— START The records —
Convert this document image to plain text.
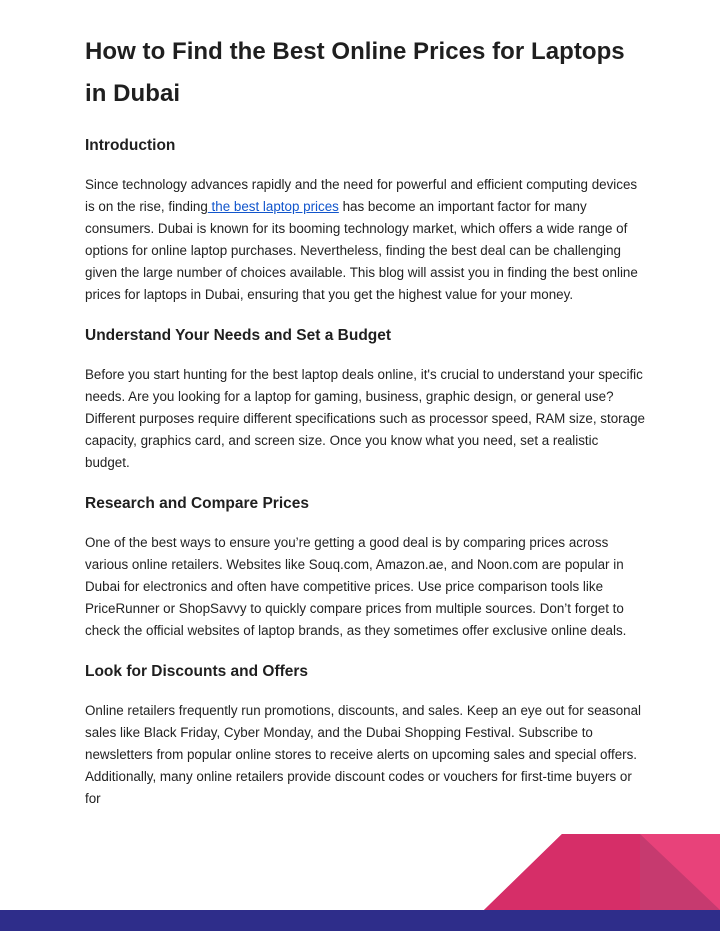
How to Find the Best Online Prices for Laptops in Dubai
Introduction

Since technology advances rapidly and the need for powerful and efficient computing devices is on the rise, finding the best laptop prices has become an important factor for many consumers. Dubai is known for its booming technology market, which offers a wide range of options for online laptop purchases. Nevertheless, finding the best deal can be challenging given the large number of choices available. This blog will assist you in finding the best online prices for laptops in Dubai, ensuring that you get the highest value for your money.

Understand Your Needs and Set a Budget

Before you start hunting for the best laptop deals online, it's crucial to understand your specific needs. Are you looking for a laptop for gaming, business, graphic design, or general use? Different purposes require different specifications such as processor speed, RAM size, storage capacity, graphics card, and screen size. Once you know what you need, set a realistic budget.

Research and Compare Prices

One of the best ways to ensure you’re getting a good deal is by comparing prices across various online retailers. Websites like Souq.com, Amazon.ae, and Noon.com are popular in Dubai for electronics and often have competitive prices. Use price comparison tools like PriceRunner or ShopSavvy to quickly compare prices from multiple sources. Don’t forget to check the official websites of laptop brands, as they sometimes offer exclusive online deals.

Look for Discounts and Offers

Online retailers frequently run promotions, discounts, and sales. Keep an eye out for seasonal sales like Black Friday, Cyber Monday, and the Dubai Shopping Festival. Subscribe to newsletters from popular online stores to receive alerts on upcoming sales and special offers. Additionally, many online retailers provide discount codes or vouchers for first-time buyers or for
— END The records —
## Required work
Reproduce the whole listing word for word, setting aside any pictures.

## Expected answer
Convert this document image to plain text.
How to Find the Best Online Prices for Laptops in Dubai
Introduction

Since technology advances rapidly and the need for powerful and efficient computing devices is on the rise, finding the best laptop prices has become an important factor for many consumers. Dubai is known for its booming technology market, which offers a wide range of options for online laptop purchases. Nevertheless, finding the best deal can be challenging given the large number of choices available. This blog will assist you in finding the best online prices for laptops in Dubai, ensuring that you get the highest value for your money.

Understand Your Needs and Set a Budget

Before you start hunting for the best laptop deals online, it's crucial to understand your specific needs. Are you looking for a laptop for gaming, business, graphic design, or general use? Different purposes require different specifications such as processor speed, RAM size, storage capacity, graphics card, and screen size. Once you know what you need, set a realistic budget.

Research and Compare Prices

One of the best ways to ensure you’re getting a good deal is by comparing prices across various online retailers. Websites like Souq.com, Amazon.ae, and Noon.com are popular in Dubai for electronics and often have competitive prices. Use price comparison tools like PriceRunner or ShopSavvy to quickly compare prices from multiple sources. Don’t forget to check the official websites of laptop brands, as they sometimes offer exclusive online deals.

Look for Discounts and Offers

Online retailers frequently run promotions, discounts, and sales. Keep an eye out for seasonal sales like Black Friday, Cyber Monday, and the Dubai Shopping Festival. Subscribe to newsletters from popular online stores to receive alerts on upcoming sales and special offers. Additionally, many online retailers provide discount codes or vouchers for first-time buyers or for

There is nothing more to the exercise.